═════ DATA ═════
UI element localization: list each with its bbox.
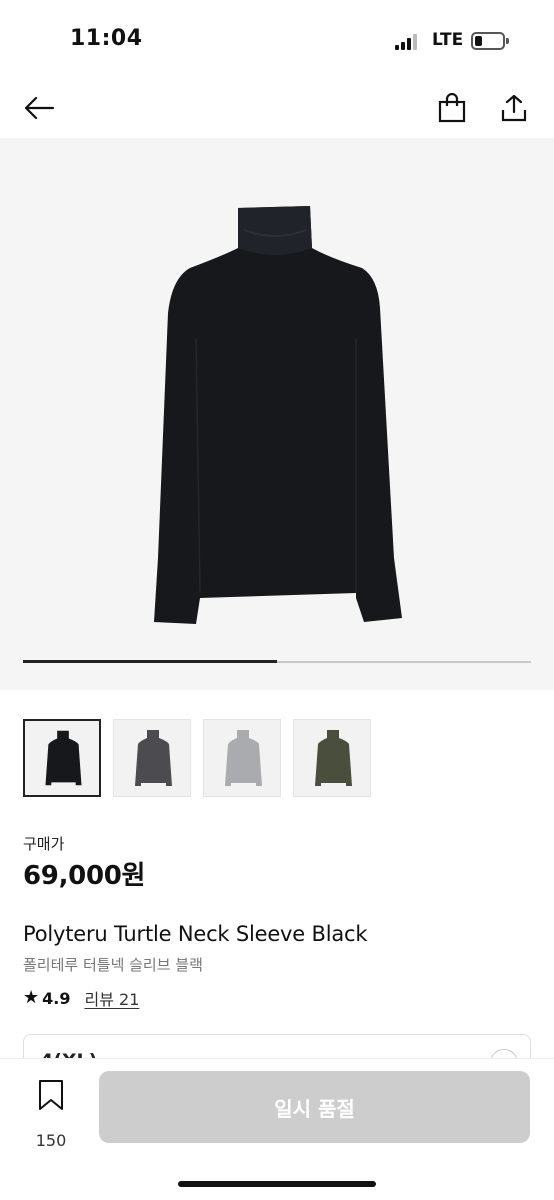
gallery-progress: [23, 660, 531, 663]
product-name-en: Polyteru Turtle Neck Sleeve Black: [23, 922, 368, 946]
thumbnail-black[interactable]: [23, 719, 101, 797]
gallery-progress-fill: [23, 660, 277, 663]
rating-row: ★ 4.9 리뷰 21: [23, 986, 139, 1010]
battery-cap: [506, 38, 509, 44]
home-indicator: [178, 1181, 376, 1187]
bottom-action-bar: 150 일시 품절: [0, 1058, 554, 1200]
shopping-bag-icon[interactable]: [432, 88, 472, 128]
star-icon: ★: [23, 987, 40, 1008]
network-label: LTE: [432, 30, 464, 50]
battery-icon: [471, 32, 505, 50]
product-image: [154, 206, 402, 624]
bookmark-icon: [39, 1080, 63, 1110]
back-arrow-icon[interactable]: [19, 88, 59, 128]
sold-out-button[interactable]: 일시 품절: [99, 1071, 530, 1143]
status-bar: 11:04 LTE: [0, 0, 554, 80]
price: 69,000원: [23, 861, 146, 891]
share-icon[interactable]: [494, 88, 534, 128]
product-image-gallery[interactable]: [0, 138, 554, 690]
wishlist-button[interactable]: 150: [22, 1079, 80, 1150]
nav-bar: [0, 80, 554, 136]
signal-icon: [395, 34, 421, 50]
rating-value: 4.9: [42, 988, 71, 1008]
thumbnail-charcoal[interactable]: [113, 719, 191, 797]
review-link[interactable]: 리뷰 21: [84, 986, 139, 1010]
wish-count: 150: [35, 1131, 67, 1150]
price-label: 구매가: [23, 835, 65, 853]
thumbnail-khaki[interactable]: [293, 719, 371, 797]
product-name-ko: 폴리테루 터틀넥 슬리브 블랙: [23, 956, 203, 974]
status-time: 11:04: [70, 26, 143, 51]
thumbnail-grey[interactable]: [203, 719, 281, 797]
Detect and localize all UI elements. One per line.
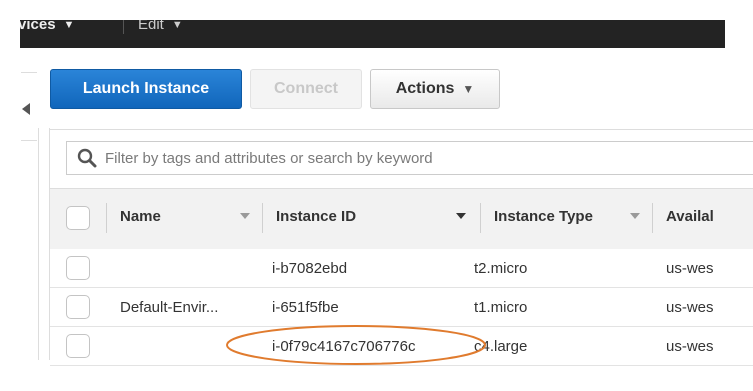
═════
[YOUR INSTRUCTIONS]: Can you reproduce every line of the items above word for word, leaving out the pictures?

[RESPONSE]:
UI element localization: list each with its bbox.
gallery-progress: [23, 660, 531, 663]
product-name-en: Polyteru Turtle Neck Sleeve Black: [23, 922, 368, 946]
thumbnail-black[interactable]: [23, 719, 101, 797]
gallery-progress-fill: [23, 660, 277, 663]
rating-row: ★ 4.9 리뷰 21: [23, 986, 139, 1010]
battery-cap: [506, 38, 509, 44]
home-indicator: [178, 1181, 376, 1187]
bottom-action-bar: 150 일시 품절: [0, 1058, 554, 1200]
shopping-bag-icon[interactable]: [432, 88, 472, 128]
star-icon: ★: [23, 987, 40, 1008]
network-label: LTE: [432, 30, 464, 50]
battery-icon: [471, 32, 505, 50]
product-image: [154, 206, 402, 624]
bookmark-icon: [39, 1080, 63, 1110]
back-arrow-icon[interactable]: [19, 88, 59, 128]
sold-out-button[interactable]: 일시 품절: [99, 1071, 530, 1143]
status-bar: 11:04 LTE: [0, 0, 554, 80]
price: 69,000원: [23, 861, 146, 891]
share-icon[interactable]: [494, 88, 534, 128]
product-image-gallery[interactable]: [0, 138, 554, 690]
wishlist-button[interactable]: 150: [22, 1079, 80, 1150]
nav-bar: [0, 80, 554, 136]
signal-icon: [395, 34, 421, 50]
rating-value: 4.9: [42, 988, 71, 1008]
thumbnail-charcoal[interactable]: [113, 719, 191, 797]
review-link[interactable]: 리뷰 21: [84, 986, 139, 1010]
wish-count: 150: [35, 1131, 67, 1150]
price-label: 구매가: [23, 835, 65, 853]
thumbnail-khaki[interactable]: [293, 719, 371, 797]
product-name-ko: 폴리테루 터틀넥 슬리브 블랙: [23, 956, 203, 974]
status-time: 11:04: [70, 26, 143, 51]
thumbnail-grey[interactable]: [203, 719, 281, 797]
Detect and localize all UI elements. One per line.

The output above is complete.